»»
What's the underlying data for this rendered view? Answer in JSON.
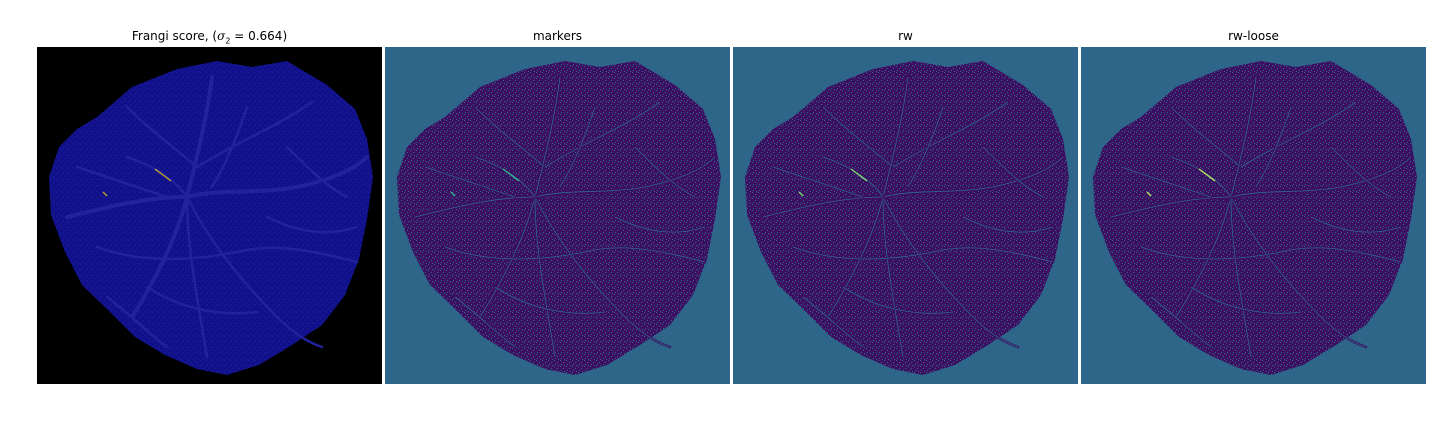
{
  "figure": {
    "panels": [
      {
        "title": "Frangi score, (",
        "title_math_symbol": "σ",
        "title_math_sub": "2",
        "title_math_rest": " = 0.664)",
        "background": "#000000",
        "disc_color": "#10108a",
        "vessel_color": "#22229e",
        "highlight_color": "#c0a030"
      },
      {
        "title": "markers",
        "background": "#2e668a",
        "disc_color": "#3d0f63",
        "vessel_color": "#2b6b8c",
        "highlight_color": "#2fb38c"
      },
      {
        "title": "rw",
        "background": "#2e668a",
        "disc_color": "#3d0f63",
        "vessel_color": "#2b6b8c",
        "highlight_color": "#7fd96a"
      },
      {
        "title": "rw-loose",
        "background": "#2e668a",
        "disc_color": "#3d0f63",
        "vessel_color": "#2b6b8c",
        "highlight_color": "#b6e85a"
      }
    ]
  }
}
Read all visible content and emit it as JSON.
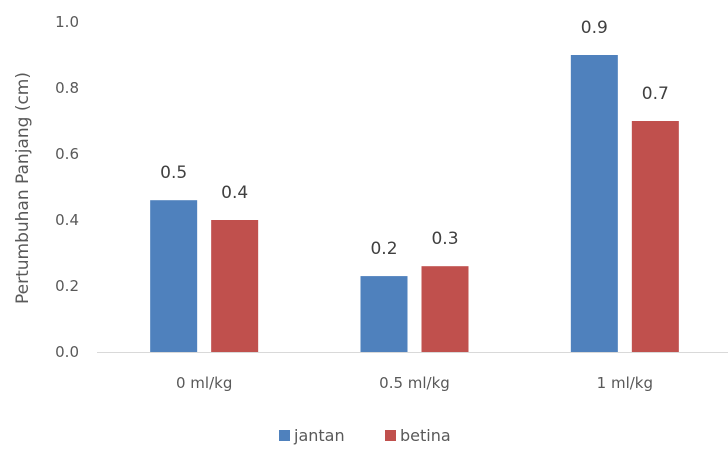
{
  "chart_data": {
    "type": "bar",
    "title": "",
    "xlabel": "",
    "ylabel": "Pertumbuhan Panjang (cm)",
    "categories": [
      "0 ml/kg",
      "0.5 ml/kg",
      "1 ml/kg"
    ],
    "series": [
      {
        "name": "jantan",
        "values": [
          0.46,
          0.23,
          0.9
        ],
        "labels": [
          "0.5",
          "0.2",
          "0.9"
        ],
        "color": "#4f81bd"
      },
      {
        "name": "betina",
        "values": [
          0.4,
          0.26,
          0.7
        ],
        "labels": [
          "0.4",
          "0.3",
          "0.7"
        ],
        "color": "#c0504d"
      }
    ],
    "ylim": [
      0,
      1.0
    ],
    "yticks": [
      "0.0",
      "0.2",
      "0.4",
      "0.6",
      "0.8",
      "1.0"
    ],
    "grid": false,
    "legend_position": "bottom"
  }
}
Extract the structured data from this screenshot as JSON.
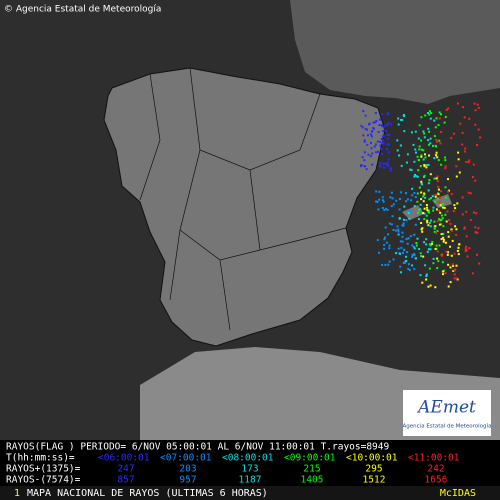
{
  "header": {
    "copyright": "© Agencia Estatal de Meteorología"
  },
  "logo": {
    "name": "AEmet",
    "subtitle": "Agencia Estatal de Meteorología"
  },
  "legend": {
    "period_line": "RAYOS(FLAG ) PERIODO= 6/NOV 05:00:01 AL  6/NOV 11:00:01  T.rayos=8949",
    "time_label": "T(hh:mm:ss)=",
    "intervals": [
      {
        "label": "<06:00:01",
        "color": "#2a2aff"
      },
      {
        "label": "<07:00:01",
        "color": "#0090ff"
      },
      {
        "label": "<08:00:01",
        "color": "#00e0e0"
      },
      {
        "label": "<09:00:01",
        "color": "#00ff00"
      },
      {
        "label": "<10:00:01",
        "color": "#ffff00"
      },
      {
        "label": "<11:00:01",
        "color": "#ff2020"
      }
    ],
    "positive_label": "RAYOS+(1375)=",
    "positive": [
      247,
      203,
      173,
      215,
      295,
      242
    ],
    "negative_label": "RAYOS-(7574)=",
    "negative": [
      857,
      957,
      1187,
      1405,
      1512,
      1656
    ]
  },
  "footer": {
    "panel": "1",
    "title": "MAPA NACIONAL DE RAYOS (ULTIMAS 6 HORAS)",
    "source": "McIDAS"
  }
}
««
None of the pictures should appear; repeat the records exactly otherwise.

What's the underlying data for this rendered view? Answer in JSON.
{
  "figure": {
    "panels": [
      {
        "title": "Frangi score, (",
        "title_math_symbol": "σ",
        "title_math_sub": "2",
        "title_math_rest": " = 0.664)",
        "background": "#000000",
        "disc_color": "#10108a",
        "vessel_color": "#22229e",
        "highlight_color": "#c0a030"
      },
      {
        "title": "markers",
        "background": "#2e668a",
        "disc_color": "#3d0f63",
        "vessel_color": "#2b6b8c",
        "highlight_color": "#2fb38c"
      },
      {
        "title": "rw",
        "background": "#2e668a",
        "disc_color": "#3d0f63",
        "vessel_color": "#2b6b8c",
        "highlight_color": "#7fd96a"
      },
      {
        "title": "rw-loose",
        "background": "#2e668a",
        "disc_color": "#3d0f63",
        "vessel_color": "#2b6b8c",
        "highlight_color": "#b6e85a"
      }
    ]
  }
}
Read all visible content and emit it as JSON.
{
  "chart_data": {
    "type": "bar",
    "title": "",
    "xlabel": "",
    "ylabel": "Pertumbuhan Panjang (cm)",
    "categories": [
      "0 ml/kg",
      "0.5 ml/kg",
      "1 ml/kg"
    ],
    "series": [
      {
        "name": "jantan",
        "values": [
          0.46,
          0.23,
          0.9
        ],
        "labels": [
          "0.5",
          "0.2",
          "0.9"
        ],
        "color": "#4f81bd"
      },
      {
        "name": "betina",
        "values": [
          0.4,
          0.26,
          0.7
        ],
        "labels": [
          "0.4",
          "0.3",
          "0.7"
        ],
        "color": "#c0504d"
      }
    ],
    "ylim": [
      0,
      1.0
    ],
    "yticks": [
      "0.0",
      "0.2",
      "0.4",
      "0.6",
      "0.8",
      "1.0"
    ],
    "grid": false,
    "legend_position": "bottom"
  }
}
Extract the structured data from this screenshot as JSON.
{
  "header": {
    "copyright": "© Agencia Estatal de Meteorología"
  },
  "logo": {
    "name": "AEmet",
    "subtitle": "Agencia Estatal de Meteorología"
  },
  "legend": {
    "period_line": "RAYOS(FLAG ) PERIODO= 6/NOV 05:00:01 AL  6/NOV 11:00:01  T.rayos=8949",
    "time_label": "T(hh:mm:ss)=",
    "intervals": [
      {
        "label": "<06:00:01",
        "color": "#2a2aff"
      },
      {
        "label": "<07:00:01",
        "color": "#0090ff"
      },
      {
        "label": "<08:00:01",
        "color": "#00e0e0"
      },
      {
        "label": "<09:00:01",
        "color": "#00ff00"
      },
      {
        "label": "<10:00:01",
        "color": "#ffff00"
      },
      {
        "label": "<11:00:01",
        "color": "#ff2020"
      }
    ],
    "positive_label": "RAYOS+(1375)=",
    "positive": [
      247,
      203,
      173,
      215,
      295,
      242
    ],
    "negative_label": "RAYOS-(7574)=",
    "negative": [
      857,
      957,
      1187,
      1405,
      1512,
      1656
    ]
  },
  "footer": {
    "panel": "1",
    "title": "MAPA NACIONAL DE RAYOS (ULTIMAS 6 HORAS)",
    "source": "McIDAS"
  }
}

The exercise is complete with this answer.